• _WHAT THIS TASK INVOLVES_
Show each line of the items below that contains the word "Same", treating uppercase and lowercase letters as distinct.

(Entries for labeled regions)
* BEGIN *

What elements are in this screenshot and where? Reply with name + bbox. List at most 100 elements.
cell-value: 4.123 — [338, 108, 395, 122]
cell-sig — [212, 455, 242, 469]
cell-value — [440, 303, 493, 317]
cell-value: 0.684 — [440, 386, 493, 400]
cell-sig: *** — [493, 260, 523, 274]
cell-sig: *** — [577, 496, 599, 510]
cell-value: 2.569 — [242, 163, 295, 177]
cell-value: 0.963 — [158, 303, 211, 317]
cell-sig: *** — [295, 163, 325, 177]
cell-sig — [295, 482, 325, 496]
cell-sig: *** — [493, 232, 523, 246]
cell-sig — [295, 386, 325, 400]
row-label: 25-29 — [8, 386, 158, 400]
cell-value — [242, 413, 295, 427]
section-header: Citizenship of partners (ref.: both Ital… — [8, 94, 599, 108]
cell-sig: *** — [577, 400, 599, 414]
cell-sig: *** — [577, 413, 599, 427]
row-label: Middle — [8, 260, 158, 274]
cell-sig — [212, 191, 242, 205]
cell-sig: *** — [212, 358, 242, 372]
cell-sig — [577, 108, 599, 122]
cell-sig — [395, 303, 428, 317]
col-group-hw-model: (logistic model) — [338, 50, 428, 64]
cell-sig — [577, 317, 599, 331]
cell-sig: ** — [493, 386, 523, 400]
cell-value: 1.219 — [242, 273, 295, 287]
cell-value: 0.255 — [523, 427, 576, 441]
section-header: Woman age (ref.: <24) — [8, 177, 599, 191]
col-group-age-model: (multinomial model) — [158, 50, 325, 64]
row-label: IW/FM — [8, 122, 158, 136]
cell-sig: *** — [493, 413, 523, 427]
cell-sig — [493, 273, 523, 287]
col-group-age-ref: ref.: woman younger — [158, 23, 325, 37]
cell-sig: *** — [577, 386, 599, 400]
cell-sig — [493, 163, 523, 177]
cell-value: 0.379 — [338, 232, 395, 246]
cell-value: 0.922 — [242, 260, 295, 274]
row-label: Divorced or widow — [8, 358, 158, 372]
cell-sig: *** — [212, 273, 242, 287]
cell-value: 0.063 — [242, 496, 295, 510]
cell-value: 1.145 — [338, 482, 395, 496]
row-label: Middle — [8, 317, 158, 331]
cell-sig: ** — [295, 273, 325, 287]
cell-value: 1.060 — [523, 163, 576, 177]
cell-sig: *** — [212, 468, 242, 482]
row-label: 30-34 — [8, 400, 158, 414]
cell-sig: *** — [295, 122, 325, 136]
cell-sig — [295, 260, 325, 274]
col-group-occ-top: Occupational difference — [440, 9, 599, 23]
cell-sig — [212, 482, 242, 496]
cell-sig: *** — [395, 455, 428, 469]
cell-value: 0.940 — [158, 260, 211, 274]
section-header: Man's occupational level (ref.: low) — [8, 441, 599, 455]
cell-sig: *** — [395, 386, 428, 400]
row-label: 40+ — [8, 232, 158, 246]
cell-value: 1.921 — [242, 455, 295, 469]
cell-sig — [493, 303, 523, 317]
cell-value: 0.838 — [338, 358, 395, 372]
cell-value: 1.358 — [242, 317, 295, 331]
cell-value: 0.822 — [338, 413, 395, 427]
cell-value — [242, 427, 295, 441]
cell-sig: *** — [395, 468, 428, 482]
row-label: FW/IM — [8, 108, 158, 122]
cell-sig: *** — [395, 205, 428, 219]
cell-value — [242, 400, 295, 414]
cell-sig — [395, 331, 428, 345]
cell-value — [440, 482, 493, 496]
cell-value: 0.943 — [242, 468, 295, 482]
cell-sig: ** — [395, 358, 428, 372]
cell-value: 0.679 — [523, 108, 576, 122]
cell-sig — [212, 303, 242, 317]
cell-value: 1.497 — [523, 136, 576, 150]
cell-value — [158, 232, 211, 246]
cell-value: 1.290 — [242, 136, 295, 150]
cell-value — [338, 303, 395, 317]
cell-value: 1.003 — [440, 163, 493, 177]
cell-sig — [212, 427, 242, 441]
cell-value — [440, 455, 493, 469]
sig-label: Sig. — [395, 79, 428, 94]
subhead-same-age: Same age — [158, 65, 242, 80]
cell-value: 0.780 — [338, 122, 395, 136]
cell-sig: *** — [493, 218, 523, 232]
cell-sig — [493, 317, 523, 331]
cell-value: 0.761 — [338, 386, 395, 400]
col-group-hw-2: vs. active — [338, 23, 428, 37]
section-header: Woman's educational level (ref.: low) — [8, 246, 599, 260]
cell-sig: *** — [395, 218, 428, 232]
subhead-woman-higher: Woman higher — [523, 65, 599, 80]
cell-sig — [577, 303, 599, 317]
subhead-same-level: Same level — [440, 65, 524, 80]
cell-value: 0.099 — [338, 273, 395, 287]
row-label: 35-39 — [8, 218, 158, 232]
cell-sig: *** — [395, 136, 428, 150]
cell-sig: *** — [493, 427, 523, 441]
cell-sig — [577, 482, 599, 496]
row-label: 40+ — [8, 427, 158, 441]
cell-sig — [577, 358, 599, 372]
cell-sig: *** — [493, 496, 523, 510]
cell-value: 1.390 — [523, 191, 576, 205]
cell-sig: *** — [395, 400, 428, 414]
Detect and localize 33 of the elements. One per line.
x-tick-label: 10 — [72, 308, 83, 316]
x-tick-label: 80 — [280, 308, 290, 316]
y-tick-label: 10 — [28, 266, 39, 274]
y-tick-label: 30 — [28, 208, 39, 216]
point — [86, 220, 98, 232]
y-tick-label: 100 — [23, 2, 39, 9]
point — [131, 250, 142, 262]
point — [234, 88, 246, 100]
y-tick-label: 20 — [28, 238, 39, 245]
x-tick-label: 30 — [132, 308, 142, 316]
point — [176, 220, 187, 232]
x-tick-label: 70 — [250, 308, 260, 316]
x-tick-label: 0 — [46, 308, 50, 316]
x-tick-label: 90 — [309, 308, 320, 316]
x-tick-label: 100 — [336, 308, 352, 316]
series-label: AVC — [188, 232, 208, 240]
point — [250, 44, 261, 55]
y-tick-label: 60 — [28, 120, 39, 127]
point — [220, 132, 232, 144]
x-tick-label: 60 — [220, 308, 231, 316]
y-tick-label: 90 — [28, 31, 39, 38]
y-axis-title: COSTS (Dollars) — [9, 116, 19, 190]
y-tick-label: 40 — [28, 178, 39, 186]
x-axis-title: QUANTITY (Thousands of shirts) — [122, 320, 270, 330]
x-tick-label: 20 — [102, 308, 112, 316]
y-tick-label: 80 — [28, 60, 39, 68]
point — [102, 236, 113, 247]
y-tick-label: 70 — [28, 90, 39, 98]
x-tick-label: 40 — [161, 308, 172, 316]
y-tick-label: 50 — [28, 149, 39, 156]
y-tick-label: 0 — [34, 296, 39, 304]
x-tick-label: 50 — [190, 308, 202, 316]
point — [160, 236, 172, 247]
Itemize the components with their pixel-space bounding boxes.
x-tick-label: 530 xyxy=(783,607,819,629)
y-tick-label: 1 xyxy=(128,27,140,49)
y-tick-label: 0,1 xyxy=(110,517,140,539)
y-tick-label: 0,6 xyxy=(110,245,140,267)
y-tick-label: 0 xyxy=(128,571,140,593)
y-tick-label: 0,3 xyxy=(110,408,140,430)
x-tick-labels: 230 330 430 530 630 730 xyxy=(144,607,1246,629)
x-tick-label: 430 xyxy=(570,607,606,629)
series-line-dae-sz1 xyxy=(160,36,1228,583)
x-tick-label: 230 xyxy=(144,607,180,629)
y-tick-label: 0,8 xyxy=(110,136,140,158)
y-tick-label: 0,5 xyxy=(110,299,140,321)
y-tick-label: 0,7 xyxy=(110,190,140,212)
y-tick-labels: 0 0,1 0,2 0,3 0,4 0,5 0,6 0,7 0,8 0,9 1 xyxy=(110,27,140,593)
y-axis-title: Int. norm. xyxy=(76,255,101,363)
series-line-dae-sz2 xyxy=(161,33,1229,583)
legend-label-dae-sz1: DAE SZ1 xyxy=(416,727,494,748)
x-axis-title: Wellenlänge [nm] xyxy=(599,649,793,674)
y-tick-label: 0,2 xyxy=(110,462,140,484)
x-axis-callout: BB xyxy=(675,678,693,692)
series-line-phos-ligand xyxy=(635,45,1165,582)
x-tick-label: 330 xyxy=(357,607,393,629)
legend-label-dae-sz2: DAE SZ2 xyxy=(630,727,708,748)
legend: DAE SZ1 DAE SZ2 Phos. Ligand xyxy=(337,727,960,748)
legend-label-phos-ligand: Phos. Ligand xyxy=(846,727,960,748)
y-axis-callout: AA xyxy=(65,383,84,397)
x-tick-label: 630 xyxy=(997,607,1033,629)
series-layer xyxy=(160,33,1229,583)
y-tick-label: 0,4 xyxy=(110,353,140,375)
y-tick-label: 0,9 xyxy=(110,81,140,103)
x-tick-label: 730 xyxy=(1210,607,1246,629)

* END *

• _RESPONSE TO THE EXERCISE_
subhead-same-age: Same age — [158, 65, 242, 80]
subhead-same-level: Same level — [440, 65, 524, 80]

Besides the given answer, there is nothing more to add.